======== INFORMATION SUPPLIED ========

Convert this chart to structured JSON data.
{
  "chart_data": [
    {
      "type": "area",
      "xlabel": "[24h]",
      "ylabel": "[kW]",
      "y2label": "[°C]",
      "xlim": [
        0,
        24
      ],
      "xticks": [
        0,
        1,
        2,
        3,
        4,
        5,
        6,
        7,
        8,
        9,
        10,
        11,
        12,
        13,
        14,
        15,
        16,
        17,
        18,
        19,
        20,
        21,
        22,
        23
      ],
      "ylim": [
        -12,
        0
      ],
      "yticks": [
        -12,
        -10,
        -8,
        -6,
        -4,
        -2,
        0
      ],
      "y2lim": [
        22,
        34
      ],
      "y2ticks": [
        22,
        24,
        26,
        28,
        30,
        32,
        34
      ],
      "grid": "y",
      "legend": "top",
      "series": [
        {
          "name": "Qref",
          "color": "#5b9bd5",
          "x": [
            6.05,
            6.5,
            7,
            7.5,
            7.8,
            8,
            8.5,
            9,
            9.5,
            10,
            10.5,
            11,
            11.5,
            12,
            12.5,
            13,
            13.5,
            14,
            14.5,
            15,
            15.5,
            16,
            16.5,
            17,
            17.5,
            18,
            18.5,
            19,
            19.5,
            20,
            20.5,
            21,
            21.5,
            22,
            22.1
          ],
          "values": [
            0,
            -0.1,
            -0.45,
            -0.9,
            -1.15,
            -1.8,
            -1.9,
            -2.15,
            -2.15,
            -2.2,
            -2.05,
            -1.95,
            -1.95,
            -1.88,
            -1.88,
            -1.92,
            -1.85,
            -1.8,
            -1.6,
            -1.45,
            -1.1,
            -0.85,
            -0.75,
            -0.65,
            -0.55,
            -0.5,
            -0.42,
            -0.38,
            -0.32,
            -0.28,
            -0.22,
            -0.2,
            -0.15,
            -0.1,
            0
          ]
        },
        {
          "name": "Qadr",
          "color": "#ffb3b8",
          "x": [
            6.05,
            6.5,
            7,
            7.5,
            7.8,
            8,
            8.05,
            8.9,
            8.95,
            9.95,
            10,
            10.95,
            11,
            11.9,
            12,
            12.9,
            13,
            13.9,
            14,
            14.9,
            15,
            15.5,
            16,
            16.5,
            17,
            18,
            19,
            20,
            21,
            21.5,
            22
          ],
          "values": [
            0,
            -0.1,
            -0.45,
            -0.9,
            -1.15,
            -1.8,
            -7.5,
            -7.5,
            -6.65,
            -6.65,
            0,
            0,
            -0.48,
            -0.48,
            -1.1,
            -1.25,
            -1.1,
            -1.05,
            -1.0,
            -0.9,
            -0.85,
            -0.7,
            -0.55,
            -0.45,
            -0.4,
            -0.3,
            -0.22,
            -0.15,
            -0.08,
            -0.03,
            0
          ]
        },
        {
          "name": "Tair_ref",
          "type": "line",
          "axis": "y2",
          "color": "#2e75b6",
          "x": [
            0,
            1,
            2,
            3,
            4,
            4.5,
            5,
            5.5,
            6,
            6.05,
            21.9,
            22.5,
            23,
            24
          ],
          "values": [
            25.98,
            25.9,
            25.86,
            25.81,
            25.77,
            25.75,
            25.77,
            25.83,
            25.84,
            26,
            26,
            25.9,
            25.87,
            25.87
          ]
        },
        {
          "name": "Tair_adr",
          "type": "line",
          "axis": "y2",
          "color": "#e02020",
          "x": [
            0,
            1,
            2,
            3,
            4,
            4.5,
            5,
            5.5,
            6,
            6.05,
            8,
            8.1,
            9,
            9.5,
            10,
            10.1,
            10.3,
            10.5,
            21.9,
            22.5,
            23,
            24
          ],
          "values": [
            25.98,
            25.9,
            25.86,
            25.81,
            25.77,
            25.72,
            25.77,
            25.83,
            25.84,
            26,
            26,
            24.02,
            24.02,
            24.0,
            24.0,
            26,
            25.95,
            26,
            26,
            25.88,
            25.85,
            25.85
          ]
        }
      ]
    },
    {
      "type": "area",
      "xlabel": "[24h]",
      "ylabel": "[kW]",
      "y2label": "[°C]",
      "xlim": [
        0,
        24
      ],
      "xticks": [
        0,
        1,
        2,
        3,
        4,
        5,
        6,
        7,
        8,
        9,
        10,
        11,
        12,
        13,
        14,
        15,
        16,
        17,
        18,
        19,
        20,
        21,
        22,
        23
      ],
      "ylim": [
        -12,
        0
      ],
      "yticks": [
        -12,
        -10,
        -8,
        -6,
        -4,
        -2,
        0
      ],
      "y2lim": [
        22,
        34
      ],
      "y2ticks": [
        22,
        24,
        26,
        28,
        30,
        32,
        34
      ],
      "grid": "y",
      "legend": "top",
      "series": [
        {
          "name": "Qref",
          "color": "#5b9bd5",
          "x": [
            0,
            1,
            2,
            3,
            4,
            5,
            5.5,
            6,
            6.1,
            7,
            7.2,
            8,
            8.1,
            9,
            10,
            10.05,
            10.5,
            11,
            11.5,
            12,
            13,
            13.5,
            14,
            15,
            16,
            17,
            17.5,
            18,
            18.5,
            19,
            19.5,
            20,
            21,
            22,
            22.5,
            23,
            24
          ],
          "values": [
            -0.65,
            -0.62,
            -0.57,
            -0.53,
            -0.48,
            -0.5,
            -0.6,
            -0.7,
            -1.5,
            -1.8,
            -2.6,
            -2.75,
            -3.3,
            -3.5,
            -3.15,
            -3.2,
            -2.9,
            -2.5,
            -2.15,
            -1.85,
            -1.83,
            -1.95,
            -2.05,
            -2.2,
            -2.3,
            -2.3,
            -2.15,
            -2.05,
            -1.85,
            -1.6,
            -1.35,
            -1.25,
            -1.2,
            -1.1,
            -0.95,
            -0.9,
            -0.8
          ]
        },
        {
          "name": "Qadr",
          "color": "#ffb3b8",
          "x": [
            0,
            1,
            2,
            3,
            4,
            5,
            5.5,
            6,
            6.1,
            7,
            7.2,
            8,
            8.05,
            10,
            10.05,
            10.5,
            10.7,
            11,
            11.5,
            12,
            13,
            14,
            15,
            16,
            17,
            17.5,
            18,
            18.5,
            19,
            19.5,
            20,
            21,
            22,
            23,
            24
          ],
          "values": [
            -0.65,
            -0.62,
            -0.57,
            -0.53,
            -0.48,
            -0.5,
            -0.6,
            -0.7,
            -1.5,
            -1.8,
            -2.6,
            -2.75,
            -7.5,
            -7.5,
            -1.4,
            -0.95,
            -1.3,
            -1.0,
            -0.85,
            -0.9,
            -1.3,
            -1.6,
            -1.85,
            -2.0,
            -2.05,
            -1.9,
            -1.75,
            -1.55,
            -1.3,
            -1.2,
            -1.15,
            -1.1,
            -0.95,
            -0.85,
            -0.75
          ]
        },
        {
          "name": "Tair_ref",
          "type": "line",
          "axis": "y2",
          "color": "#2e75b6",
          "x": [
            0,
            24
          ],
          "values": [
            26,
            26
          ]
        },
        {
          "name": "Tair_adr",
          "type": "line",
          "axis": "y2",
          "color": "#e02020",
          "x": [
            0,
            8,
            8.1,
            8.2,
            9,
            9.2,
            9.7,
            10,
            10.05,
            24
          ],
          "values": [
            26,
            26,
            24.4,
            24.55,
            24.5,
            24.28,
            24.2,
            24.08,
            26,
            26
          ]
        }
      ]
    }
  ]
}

========

Extract the full set of entries word for word.

Convert this chart to structured JSON data.
{
  "chart_data": [
    {
      "type": "area",
      "xlabel": "[24h]",
      "ylabel": "[kW]",
      "y2label": "[°C]",
      "xlim": [
        0,
        24
      ],
      "xticks": [
        0,
        1,
        2,
        3,
        4,
        5,
        6,
        7,
        8,
        9,
        10,
        11,
        12,
        13,
        14,
        15,
        16,
        17,
        18,
        19,
        20,
        21,
        22,
        23
      ],
      "ylim": [
        -12,
        0
      ],
      "yticks": [
        -12,
        -10,
        -8,
        -6,
        -4,
        -2,
        0
      ],
      "y2lim": [
        22,
        34
      ],
      "y2ticks": [
        22,
        24,
        26,
        28,
        30,
        32,
        34
      ],
      "grid": "y",
      "legend": "top",
      "series": [
        {
          "name": "Qref",
          "color": "#5b9bd5",
          "x": [
            6.05,
            6.5,
            7,
            7.5,
            7.8,
            8,
            8.5,
            9,
            9.5,
            10,
            10.5,
            11,
            11.5,
            12,
            12.5,
            13,
            13.5,
            14,
            14.5,
            15,
            15.5,
            16,
            16.5,
            17,
            17.5,
            18,
            18.5,
            19,
            19.5,
            20,
            20.5,
            21,
            21.5,
            22,
            22.1
          ],
          "values": [
            0,
            -0.1,
            -0.45,
            -0.9,
            -1.15,
            -1.8,
            -1.9,
            -2.15,
            -2.15,
            -2.2,
            -2.05,
            -1.95,
            -1.95,
            -1.88,
            -1.88,
            -1.92,
            -1.85,
            -1.8,
            -1.6,
            -1.45,
            -1.1,
            -0.85,
            -0.75,
            -0.65,
            -0.55,
            -0.5,
            -0.42,
            -0.38,
            -0.32,
            -0.28,
            -0.22,
            -0.2,
            -0.15,
            -0.1,
            0
          ]
        },
        {
          "name": "Qadr",
          "color": "#ffb3b8",
          "x": [
            6.05,
            6.5,
            7,
            7.5,
            7.8,
            8,
            8.05,
            8.9,
            8.95,
            9.95,
            10,
            10.95,
            11,
            11.9,
            12,
            12.9,
            13,
            13.9,
            14,
            14.9,
            15,
            15.5,
            16,
            16.5,
            17,
            18,
            19,
            20,
            21,
            21.5,
            22
          ],
          "values": [
            0,
            -0.1,
            -0.45,
            -0.9,
            -1.15,
            -1.8,
            -7.5,
            -7.5,
            -6.65,
            -6.65,
            0,
            0,
            -0.48,
            -0.48,
            -1.1,
            -1.25,
            -1.1,
            -1.05,
            -1.0,
            -0.9,
            -0.85,
            -0.7,
            -0.55,
            -0.45,
            -0.4,
            -0.3,
            -0.22,
            -0.15,
            -0.08,
            -0.03,
            0
          ]
        },
        {
          "name": "Tair_ref",
          "type": "line",
          "axis": "y2",
          "color": "#2e75b6",
          "x": [
            0,
            1,
            2,
            3,
            4,
            4.5,
            5,
            5.5,
            6,
            6.05,
            21.9,
            22.5,
            23,
            24
          ],
          "values": [
            25.98,
            25.9,
            25.86,
            25.81,
            25.77,
            25.75,
            25.77,
            25.83,
            25.84,
            26,
            26,
            25.9,
            25.87,
            25.87
          ]
        },
        {
          "name": "Tair_adr",
          "type": "line",
          "axis": "y2",
          "color": "#e02020",
          "x": [
            0,
            1,
            2,
            3,
            4,
            4.5,
            5,
            5.5,
            6,
            6.05,
            8,
            8.1,
            9,
            9.5,
            10,
            10.1,
            10.3,
            10.5,
            21.9,
            22.5,
            23,
            24
          ],
          "values": [
            25.98,
            25.9,
            25.86,
            25.81,
            25.77,
            25.72,
            25.77,
            25.83,
            25.84,
            26,
            26,
            24.02,
            24.02,
            24.0,
            24.0,
            26,
            25.95,
            26,
            26,
            25.88,
            25.85,
            25.85
          ]
        }
      ]
    },
    {
      "type": "area",
      "xlabel": "[24h]",
      "ylabel": "[kW]",
      "y2label": "[°C]",
      "xlim": [
        0,
        24
      ],
      "xticks": [
        0,
        1,
        2,
        3,
        4,
        5,
        6,
        7,
        8,
        9,
        10,
        11,
        12,
        13,
        14,
        15,
        16,
        17,
        18,
        19,
        20,
        21,
        22,
        23
      ],
      "ylim": [
        -12,
        0
      ],
      "yticks": [
        -12,
        -10,
        -8,
        -6,
        -4,
        -2,
        0
      ],
      "y2lim": [
        22,
        34
      ],
      "y2ticks": [
        22,
        24,
        26,
        28,
        30,
        32,
        34
      ],
      "grid": "y",
      "legend": "top",
      "series": [
        {
          "name": "Qref",
          "color": "#5b9bd5",
          "x": [
            0,
            1,
            2,
            3,
            4,
            5,
            5.5,
            6,
            6.1,
            7,
            7.2,
            8,
            8.1,
            9,
            10,
            10.05,
            10.5,
            11,
            11.5,
            12,
            13,
            13.5,
            14,
            15,
            16,
            17,
            17.5,
            18,
            18.5,
            19,
            19.5,
            20,
            21,
            22,
            22.5,
            23,
            24
          ],
          "values": [
            -0.65,
            -0.62,
            -0.57,
            -0.53,
            -0.48,
            -0.5,
            -0.6,
            -0.7,
            -1.5,
            -1.8,
            -2.6,
            -2.75,
            -3.3,
            -3.5,
            -3.15,
            -3.2,
            -2.9,
            -2.5,
            -2.15,
            -1.85,
            -1.83,
            -1.95,
            -2.05,
            -2.2,
            -2.3,
            -2.3,
            -2.15,
            -2.05,
            -1.85,
            -1.6,
            -1.35,
            -1.25,
            -1.2,
            -1.1,
            -0.95,
            -0.9,
            -0.8
          ]
        },
        {
          "name": "Qadr",
          "color": "#ffb3b8",
          "x": [
            0,
            1,
            2,
            3,
            4,
            5,
            5.5,
            6,
            6.1,
            7,
            7.2,
            8,
            8.05,
            10,
            10.05,
            10.5,
            10.7,
            11,
            11.5,
            12,
            13,
            14,
            15,
            16,
            17,
            17.5,
            18,
            18.5,
            19,
            19.5,
            20,
            21,
            22,
            23,
            24
          ],
          "values": [
            -0.65,
            -0.62,
            -0.57,
            -0.53,
            -0.48,
            -0.5,
            -0.6,
            -0.7,
            -1.5,
            -1.8,
            -2.6,
            -2.75,
            -7.5,
            -7.5,
            -1.4,
            -0.95,
            -1.3,
            -1.0,
            -0.85,
            -0.9,
            -1.3,
            -1.6,
            -1.85,
            -2.0,
            -2.05,
            -1.9,
            -1.75,
            -1.55,
            -1.3,
            -1.2,
            -1.15,
            -1.1,
            -0.95,
            -0.85,
            -0.75
          ]
        },
        {
          "name": "Tair_ref",
          "type": "line",
          "axis": "y2",
          "color": "#2e75b6",
          "x": [
            0,
            24
          ],
          "values": [
            26,
            26
          ]
        },
        {
          "name": "Tair_adr",
          "type": "line",
          "axis": "y2",
          "color": "#e02020",
          "x": [
            0,
            8,
            8.1,
            8.2,
            9,
            9.2,
            9.7,
            10,
            10.05,
            24
          ],
          "values": [
            26,
            26,
            24.4,
            24.55,
            24.5,
            24.28,
            24.2,
            24.08,
            26,
            26
          ]
        }
      ]
    }
  ]
}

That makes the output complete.